**What you are asked to do**
Each entry below should be echoed exactly, with pictures omitted.

(Saved data entries)
####

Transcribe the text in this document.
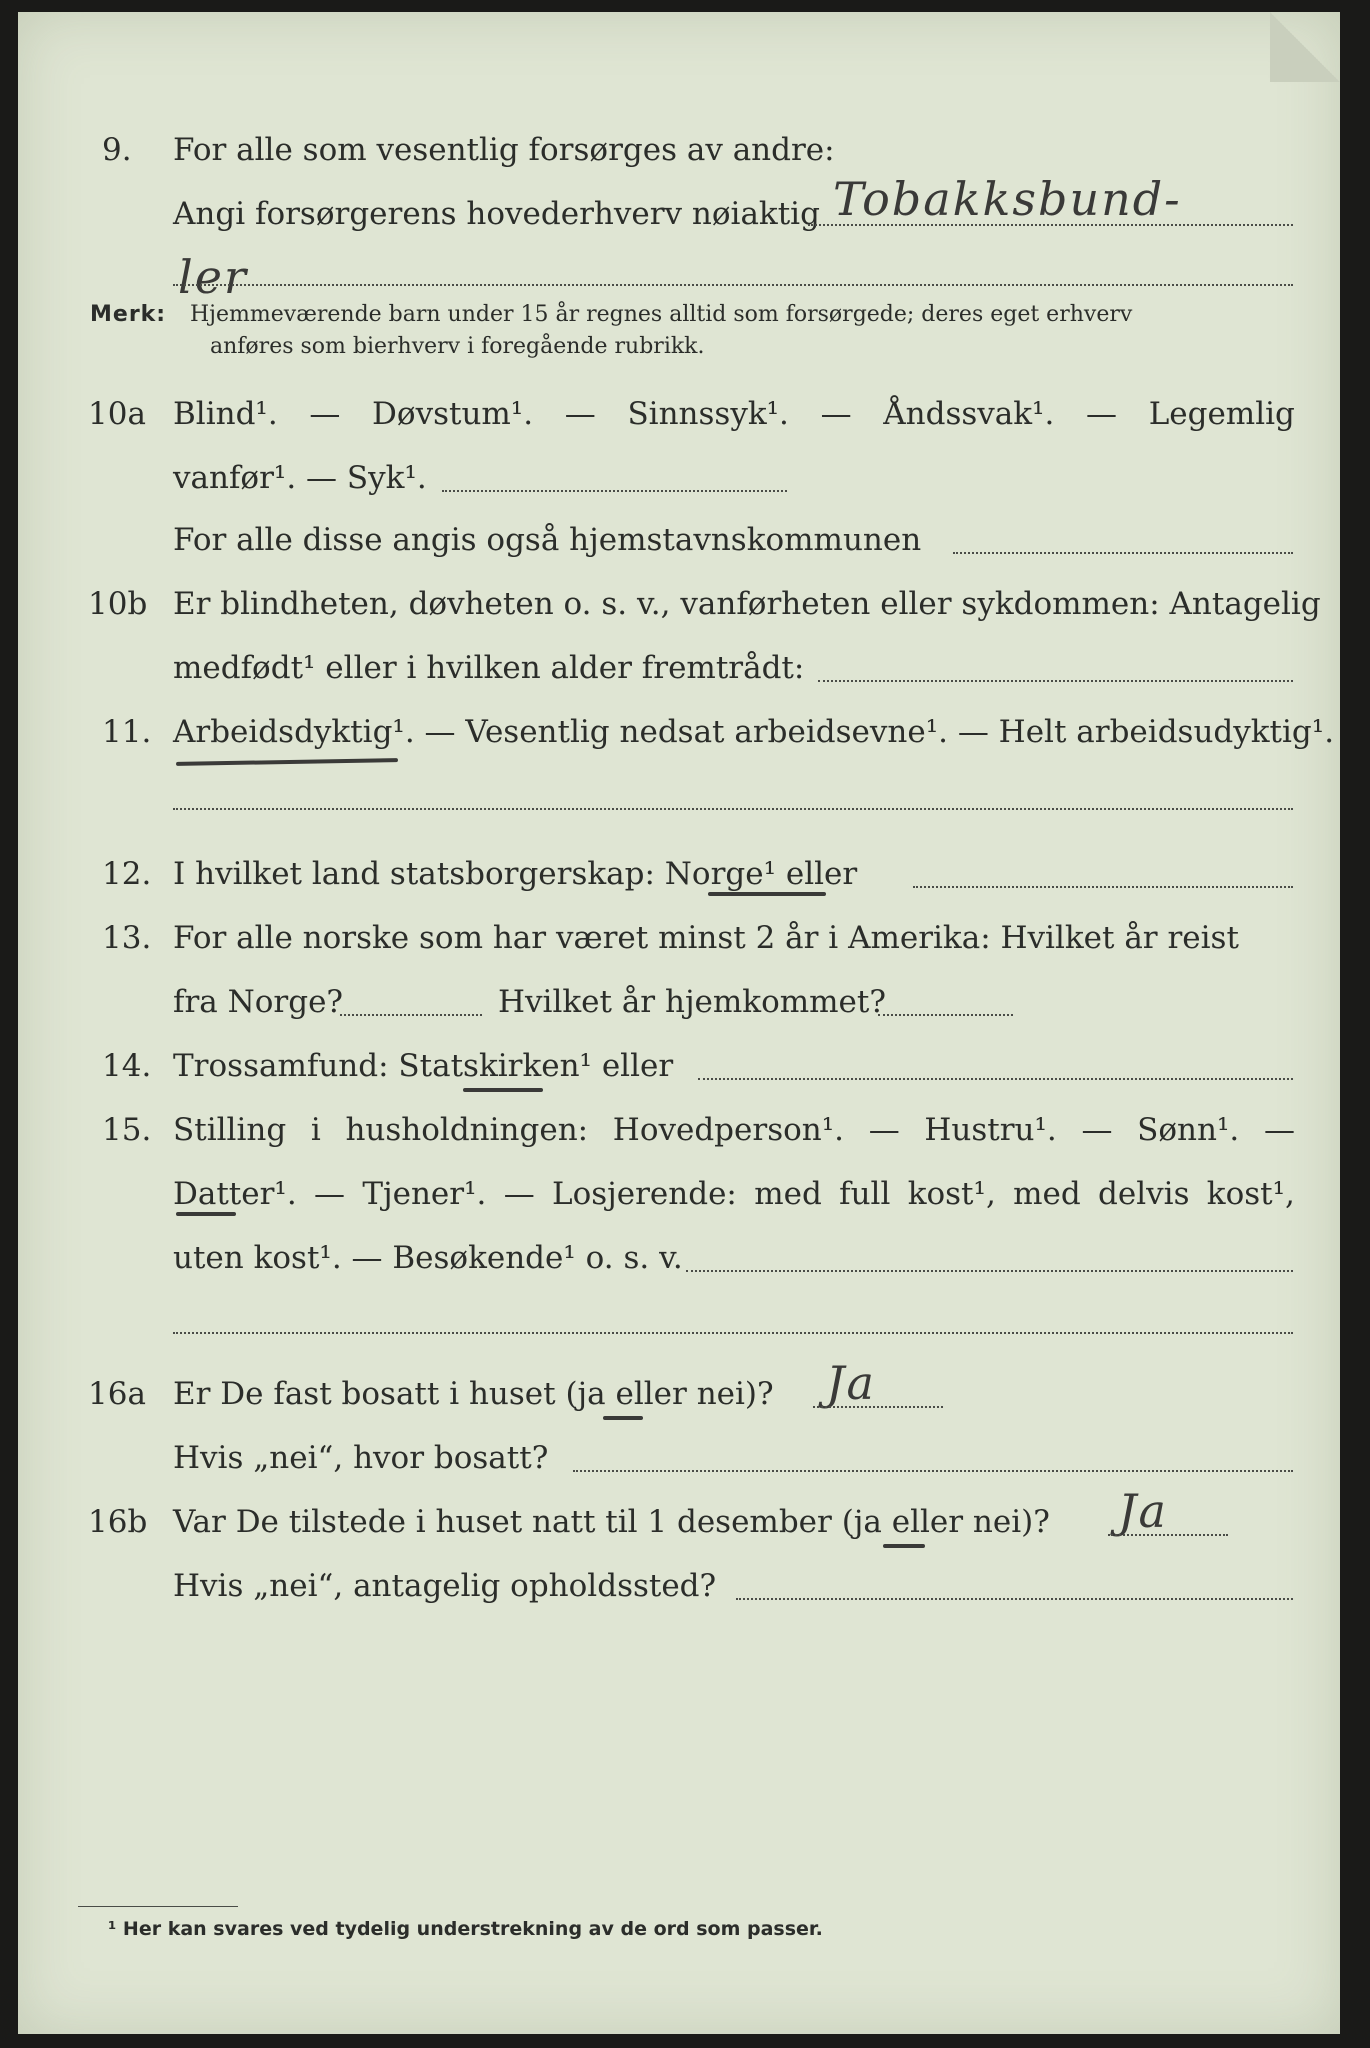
9. For alle som vesentlig forsørges av andre:
Angi forsørgerens hovederhverv nøiaktig Tobakksbund-
ler
Merk: Hjemmeværende barn under 15 år regnes alltid som forsørgede; deres eget erhverv
anføres som bierhverv i foregående rubrikk.
10a Blind¹. — Døvstum¹. — Sinnssyk¹. — Åndssvak¹. — Legemlig
vanfør¹. — Syk¹.
For alle disse angis også hjemstavnskommunen
10b Er blindheten, døvheten o. s. v., vanførheten eller sykdommen: Antagelig
medfødt¹ eller i hvilken alder fremtrådt:
11. Arbeidsdyktig¹. — Vesentlig nedsat arbeidsevne¹. — Helt arbeidsudyktig¹.
12. I hvilket land statsborgerskap: Norge¹ eller
13. For alle norske som har været minst 2 år i Amerika: Hvilket år reist
fra Norge?	Hvilket år hjemkommet?
14. Trossamfund: Statskirken¹ eller
15. Stilling i husholdningen: Hovedperson¹. — Hustru¹. — Sønn¹. —
Datter¹. — Tjener¹. — Losjerende: med full kost¹, med delvis kost¹,
uten kost¹. — Besøkende¹ o. s. v.
16a Er De fast bosatt i huset (ja eller nei)? Ja
Hvis „nei“, hvor bosatt?
16b Var De tilstede i huset natt til 1 desember (ja eller nei)? Ja
Hvis „nei“, antagelig opholdssted?
¹ Her kan svares ved tydelig understrekning av de ord som passer.
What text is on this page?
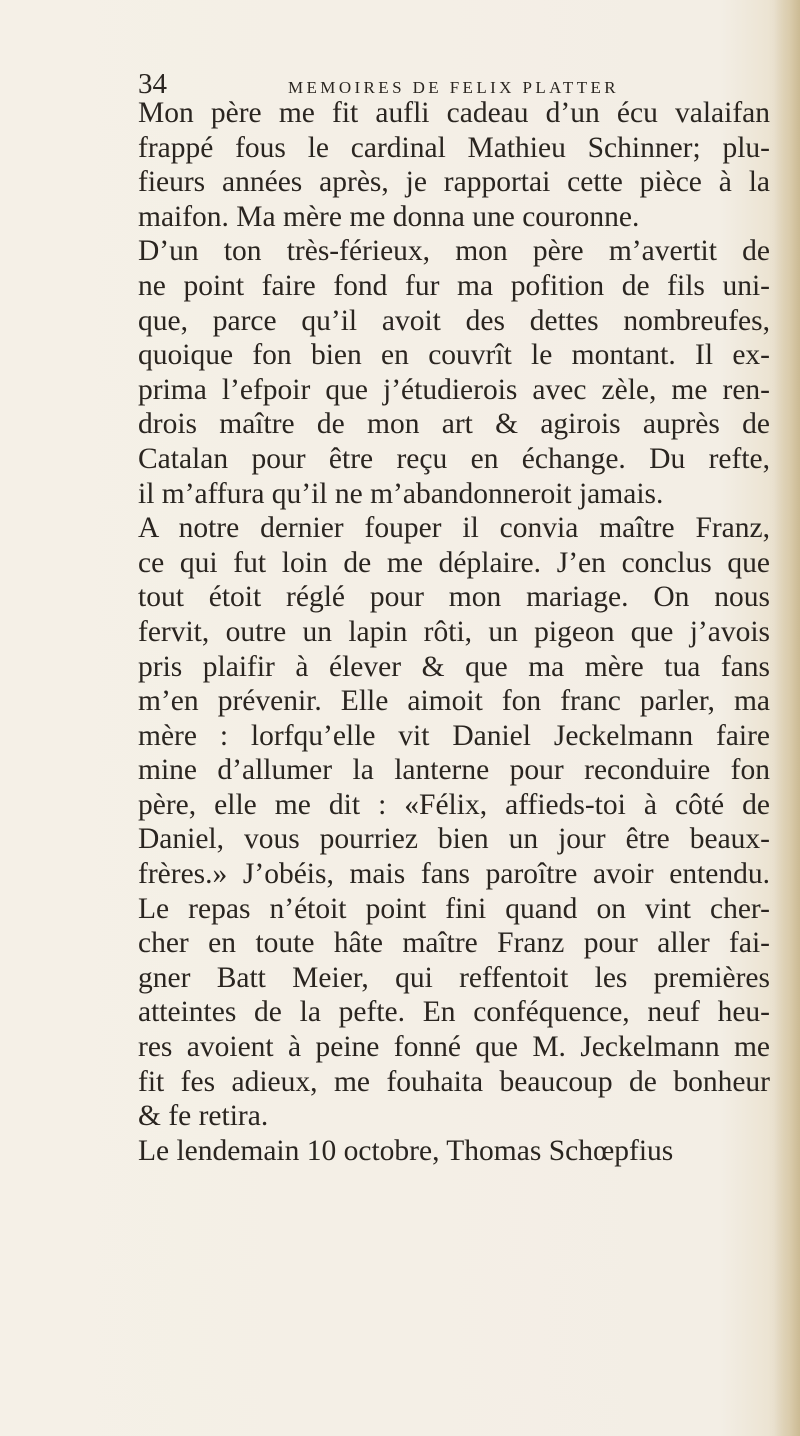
34	MEMOIRES DE FELIX PLATTER
Mon père me fit aufli cadeau d’un écu valaifan
frappé fous le cardinal Mathieu Schinner; plu-
fieurs années après, je rapportai cette pièce à la
maifon. Ma mère me donna une couronne.
D’un ton très-férieux, mon père m’avertit de
ne point faire fond fur ma pofition de fils uni-
que, parce qu’il avoit des dettes nombreufes,
quoique fon bien en couvrît le montant. Il ex-
prima l’efpoir que j’étudierois avec zèle, me ren-
drois maître de mon art & agirois auprès de
Catalan pour être reçu en échange. Du refte,
il m’affura qu’il ne m’abandonneroit jamais.
A notre dernier fouper il convia maître Franz,
ce qui fut loin de me déplaire. J’en conclus que
tout étoit réglé pour mon mariage. On nous
fervit, outre un lapin rôti, un pigeon que j’avois
pris plaifir à élever & que ma mère tua fans
m’en prévenir. Elle aimoit fon franc parler, ma
mère : lorfqu’elle vit Daniel Jeckelmann faire
mine d’allumer la lanterne pour reconduire fon
père, elle me dit : «Félix, affieds-toi à côté de
Daniel, vous pourriez bien un jour être beaux-
frères.» J’obéis, mais fans paroître avoir entendu.
Le repas n’étoit point fini quand on vint cher-
cher en toute hâte maître Franz pour aller fai-
gner Batt Meier, qui reffentoit les premières
atteintes de la pefte. En conféquence, neuf heu-
res avoient à peine fonné que M. Jeckelmann me
fit fes adieux, me fouhaita beaucoup de bonheur
& fe retira.
Le lendemain 10 octobre, Thomas Schœpfius
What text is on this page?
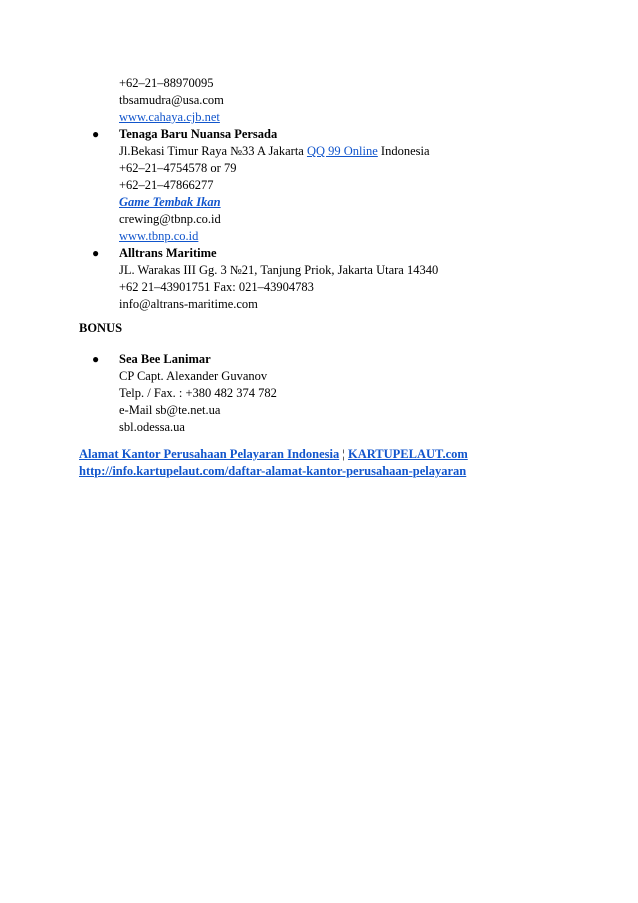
+62–21–88970095
tbsamudra@usa.com
www.cahaya.cjb.net
● Tenaga Baru Nuansa Persada
Jl.Bekasi Timur Raya №33 A Jakarta QQ 99 Online Indonesia
+62–21–4754578 or 79
+62–21–47866277
Game Tembak Ikan
crewing@tbnp.co.id
www.tbnp.co.id
● Alltrans Maritime
JL. Warakas III Gg. 3 №21, Tanjung Priok, Jakarta Utara 14340
+62 21–43901751 Fax: 021–43904783
info@altrans-maritime.com
BONUS
● Sea Bee Lanimar
CP Capt. Alexander Guvanov
Telp. / Fax. : +380 482 374 782
e-Mail sb@te.net.ua
sbl.odessa.ua
Alamat Kantor Perusahaan Pelayaran Indonesia ¦ KARTUPELAUT.com
http://info.kartupelaut.com/daftar-alamat-kantor-perusahaan-pelayaran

####

**Result for this task**
Transcribe the text in this document.
9. For alle som vesentlig forsørges av andre:
Angi forsørgerens hovederhverv nøiaktig Tobakksbund-
ler
Merk: Hjemmeværende barn under 15 år regnes alltid som forsørgede; deres eget erhverv
anføres som bierhverv i foregående rubrikk.
10a Blind¹. — Døvstum¹. — Sinnssyk¹. — Åndssvak¹. — Legemlig
vanfør¹. — Syk¹.
For alle disse angis også hjemstavnskommunen
10b Er blindheten, døvheten o. s. v., vanførheten eller sykdommen: Antagelig
medfødt¹ eller i hvilken alder fremtrådt:
11. Arbeidsdyktig¹. — Vesentlig nedsat arbeidsevne¹. — Helt arbeidsudyktig¹.
12. I hvilket land statsborgerskap: Norge¹ eller
13. For alle norske som har været minst 2 år i Amerika: Hvilket år reist
fra Norge?	Hvilket år hjemkommet?
14. Trossamfund: Statskirken¹ eller
15. Stilling i husholdningen: Hovedperson¹. — Hustru¹. — Sønn¹. —
Datter¹. — Tjener¹. — Losjerende: med full kost¹, med delvis kost¹,
uten kost¹. — Besøkende¹ o. s. v.
16a Er De fast bosatt i huset (ja eller nei)? Ja
Hvis „nei“, hvor bosatt?
16b Var De tilstede i huset natt til 1 desember (ja eller nei)? Ja
Hvis „nei“, antagelig opholdssted?
¹ Her kan svares ved tydelig understrekning av de ord som passer.
What text is on this page?
34	MEMOIRES DE FELIX PLATTER
Mon père me fit aufli cadeau d’un écu valaifan
frappé fous le cardinal Mathieu Schinner; plu-
fieurs années après, je rapportai cette pièce à la
maifon. Ma mère me donna une couronne.
D’un ton très-férieux, mon père m’avertit de
ne point faire fond fur ma pofition de fils uni-
que, parce qu’il avoit des dettes nombreufes,
quoique fon bien en couvrît le montant. Il ex-
prima l’efpoir que j’étudierois avec zèle, me ren-
drois maître de mon art & agirois auprès de
Catalan pour être reçu en échange. Du refte,
il m’affura qu’il ne m’abandonneroit jamais.
A notre dernier fouper il convia maître Franz,
ce qui fut loin de me déplaire. J’en conclus que
tout étoit réglé pour mon mariage. On nous
fervit, outre un lapin rôti, un pigeon que j’avois
pris plaifir à élever & que ma mère tua fans
m’en prévenir. Elle aimoit fon franc parler, ma
mère : lorfqu’elle vit Daniel Jeckelmann faire
mine d’allumer la lanterne pour reconduire fon
père, elle me dit : «Félix, affieds-toi à côté de
Daniel, vous pourriez bien un jour être beaux-
frères.» J’obéis, mais fans paroître avoir entendu.
Le repas n’étoit point fini quand on vint cher-
cher en toute hâte maître Franz pour aller fai-
gner Batt Meier, qui reffentoit les premières
atteintes de la pefte. En conféquence, neuf heu-
res avoient à peine fonné que M. Jeckelmann me
fit fes adieux, me fouhaita beaucoup de bonheur
& fe retira.
Le lendemain 10 octobre, Thomas Schœpfius
What text is on this page?
+62–21–88970095
tbsamudra@usa.com
www.cahaya.cjb.net
● Tenaga Baru Nuansa Persada
Jl.Bekasi Timur Raya №33 A Jakarta QQ 99 Online Indonesia
+62–21–4754578 or 79
+62–21–47866277
Game Tembak Ikan
crewing@tbnp.co.id
www.tbnp.co.id
● Alltrans Maritime
JL. Warakas III Gg. 3 №21, Tanjung Priok, Jakarta Utara 14340
+62 21–43901751 Fax: 021–43904783
info@altrans-maritime.com
BONUS
● Sea Bee Lanimar
CP Capt. Alexander Guvanov
Telp. / Fax. : +380 482 374 782
e-Mail sb@te.net.ua
sbl.odessa.ua
Alamat Kantor Perusahaan Pelayaran Indonesia ¦ KARTUPELAUT.com
http://info.kartupelaut.com/daftar-alamat-kantor-perusahaan-pelayaran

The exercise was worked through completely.